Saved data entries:
—————
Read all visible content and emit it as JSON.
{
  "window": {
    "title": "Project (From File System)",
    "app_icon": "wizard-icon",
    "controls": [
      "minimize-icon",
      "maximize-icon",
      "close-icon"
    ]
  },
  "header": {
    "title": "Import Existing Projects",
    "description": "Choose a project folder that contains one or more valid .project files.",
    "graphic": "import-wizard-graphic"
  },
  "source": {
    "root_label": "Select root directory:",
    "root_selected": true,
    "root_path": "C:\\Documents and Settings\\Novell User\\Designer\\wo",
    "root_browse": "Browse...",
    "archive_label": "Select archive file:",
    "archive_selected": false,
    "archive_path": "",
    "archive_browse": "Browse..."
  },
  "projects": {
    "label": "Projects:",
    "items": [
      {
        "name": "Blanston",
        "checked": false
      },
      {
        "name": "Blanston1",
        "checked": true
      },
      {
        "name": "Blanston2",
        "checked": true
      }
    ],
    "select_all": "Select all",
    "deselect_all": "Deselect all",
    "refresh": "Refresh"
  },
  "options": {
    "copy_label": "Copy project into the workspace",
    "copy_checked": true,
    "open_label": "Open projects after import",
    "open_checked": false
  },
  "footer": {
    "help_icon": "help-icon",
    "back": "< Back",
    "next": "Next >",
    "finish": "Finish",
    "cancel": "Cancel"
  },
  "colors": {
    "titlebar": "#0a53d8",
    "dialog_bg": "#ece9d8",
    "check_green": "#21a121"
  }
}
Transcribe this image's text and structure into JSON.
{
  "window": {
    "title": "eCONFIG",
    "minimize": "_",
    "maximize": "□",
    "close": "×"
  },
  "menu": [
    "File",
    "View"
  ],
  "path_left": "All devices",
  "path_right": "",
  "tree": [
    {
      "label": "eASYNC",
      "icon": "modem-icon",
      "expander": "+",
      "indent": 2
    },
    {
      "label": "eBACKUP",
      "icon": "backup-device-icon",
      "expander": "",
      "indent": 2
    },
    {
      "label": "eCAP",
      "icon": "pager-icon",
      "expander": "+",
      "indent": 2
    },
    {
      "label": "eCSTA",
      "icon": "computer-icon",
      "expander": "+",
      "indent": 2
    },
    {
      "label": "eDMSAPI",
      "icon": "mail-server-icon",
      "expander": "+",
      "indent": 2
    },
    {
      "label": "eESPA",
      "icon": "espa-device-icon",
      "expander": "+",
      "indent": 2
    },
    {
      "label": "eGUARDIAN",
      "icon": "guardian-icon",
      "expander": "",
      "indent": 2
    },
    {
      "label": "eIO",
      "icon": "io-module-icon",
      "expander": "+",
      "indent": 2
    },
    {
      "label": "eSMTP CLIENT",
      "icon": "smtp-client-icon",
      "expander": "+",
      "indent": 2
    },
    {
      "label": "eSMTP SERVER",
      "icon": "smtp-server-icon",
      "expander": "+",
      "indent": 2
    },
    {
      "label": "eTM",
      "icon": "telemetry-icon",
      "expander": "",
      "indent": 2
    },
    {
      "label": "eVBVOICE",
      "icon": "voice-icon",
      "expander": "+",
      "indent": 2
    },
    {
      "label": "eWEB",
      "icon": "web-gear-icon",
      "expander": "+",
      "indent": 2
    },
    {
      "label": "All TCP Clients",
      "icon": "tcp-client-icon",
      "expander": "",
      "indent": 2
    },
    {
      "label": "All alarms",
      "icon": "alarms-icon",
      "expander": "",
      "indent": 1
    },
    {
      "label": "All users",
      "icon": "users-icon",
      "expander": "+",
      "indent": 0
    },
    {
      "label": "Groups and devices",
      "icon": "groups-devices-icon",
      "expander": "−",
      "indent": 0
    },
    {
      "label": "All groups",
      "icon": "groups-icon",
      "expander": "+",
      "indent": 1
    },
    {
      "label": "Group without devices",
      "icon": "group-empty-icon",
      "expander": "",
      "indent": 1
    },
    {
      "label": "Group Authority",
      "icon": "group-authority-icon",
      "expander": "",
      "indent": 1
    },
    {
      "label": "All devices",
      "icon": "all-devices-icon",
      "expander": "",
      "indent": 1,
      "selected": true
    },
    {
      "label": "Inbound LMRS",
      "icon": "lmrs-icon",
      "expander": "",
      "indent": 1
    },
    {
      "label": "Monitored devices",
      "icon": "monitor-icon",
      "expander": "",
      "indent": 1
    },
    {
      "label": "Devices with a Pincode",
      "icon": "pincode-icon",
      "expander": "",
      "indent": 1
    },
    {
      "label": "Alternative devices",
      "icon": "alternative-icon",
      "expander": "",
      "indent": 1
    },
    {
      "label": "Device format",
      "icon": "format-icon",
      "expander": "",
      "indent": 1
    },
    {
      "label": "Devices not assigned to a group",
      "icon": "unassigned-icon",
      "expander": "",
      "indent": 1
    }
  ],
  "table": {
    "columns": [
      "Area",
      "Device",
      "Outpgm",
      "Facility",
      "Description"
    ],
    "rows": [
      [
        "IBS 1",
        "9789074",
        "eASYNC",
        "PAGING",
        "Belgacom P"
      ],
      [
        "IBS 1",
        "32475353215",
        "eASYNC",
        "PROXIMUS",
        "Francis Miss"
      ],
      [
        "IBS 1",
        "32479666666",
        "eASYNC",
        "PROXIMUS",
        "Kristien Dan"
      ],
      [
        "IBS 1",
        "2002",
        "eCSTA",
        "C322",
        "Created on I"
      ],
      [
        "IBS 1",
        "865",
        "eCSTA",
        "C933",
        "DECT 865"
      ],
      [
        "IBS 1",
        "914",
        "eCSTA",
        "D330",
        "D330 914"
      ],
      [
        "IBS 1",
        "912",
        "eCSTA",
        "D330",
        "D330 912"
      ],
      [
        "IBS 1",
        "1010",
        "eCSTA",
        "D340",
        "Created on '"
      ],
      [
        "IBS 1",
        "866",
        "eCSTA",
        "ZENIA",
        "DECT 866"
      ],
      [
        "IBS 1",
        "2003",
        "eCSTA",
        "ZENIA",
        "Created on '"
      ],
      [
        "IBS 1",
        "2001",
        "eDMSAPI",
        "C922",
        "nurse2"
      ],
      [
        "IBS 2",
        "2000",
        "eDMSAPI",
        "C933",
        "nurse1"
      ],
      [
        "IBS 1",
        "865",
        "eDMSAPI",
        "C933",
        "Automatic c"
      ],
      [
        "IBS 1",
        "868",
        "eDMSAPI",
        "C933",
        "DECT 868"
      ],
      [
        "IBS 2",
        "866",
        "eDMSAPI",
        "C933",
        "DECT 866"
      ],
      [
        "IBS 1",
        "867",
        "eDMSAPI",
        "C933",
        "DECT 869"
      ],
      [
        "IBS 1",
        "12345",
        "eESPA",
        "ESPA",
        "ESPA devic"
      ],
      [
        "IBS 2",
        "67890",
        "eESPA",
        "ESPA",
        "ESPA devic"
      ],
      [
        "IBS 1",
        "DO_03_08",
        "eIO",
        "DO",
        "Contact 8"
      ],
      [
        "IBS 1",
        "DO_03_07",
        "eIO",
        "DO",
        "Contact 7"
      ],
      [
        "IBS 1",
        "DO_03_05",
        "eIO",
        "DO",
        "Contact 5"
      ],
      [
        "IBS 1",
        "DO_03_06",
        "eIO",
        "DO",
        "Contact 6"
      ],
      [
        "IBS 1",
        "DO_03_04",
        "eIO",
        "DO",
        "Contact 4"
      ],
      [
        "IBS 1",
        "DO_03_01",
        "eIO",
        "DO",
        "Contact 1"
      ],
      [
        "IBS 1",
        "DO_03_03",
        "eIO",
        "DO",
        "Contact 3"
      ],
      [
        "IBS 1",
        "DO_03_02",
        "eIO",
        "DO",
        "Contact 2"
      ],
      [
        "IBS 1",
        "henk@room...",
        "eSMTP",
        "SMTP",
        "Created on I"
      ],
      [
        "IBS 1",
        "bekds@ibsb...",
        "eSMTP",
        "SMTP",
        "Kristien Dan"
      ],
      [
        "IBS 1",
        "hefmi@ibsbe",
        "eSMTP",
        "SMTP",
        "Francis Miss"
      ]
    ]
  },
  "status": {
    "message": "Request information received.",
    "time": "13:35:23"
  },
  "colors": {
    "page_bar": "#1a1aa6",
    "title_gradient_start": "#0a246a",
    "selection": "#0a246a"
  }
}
—————
Whenever "Contact" turns up in a line, pick that line out.

=== Problem solution ===
        "Contact 8"
        "Contact 7"
        "Contact 5"
        "Contact 6"
        "Contact 4"
        "Contact 1"
        "Contact 3"
        "Contact 2"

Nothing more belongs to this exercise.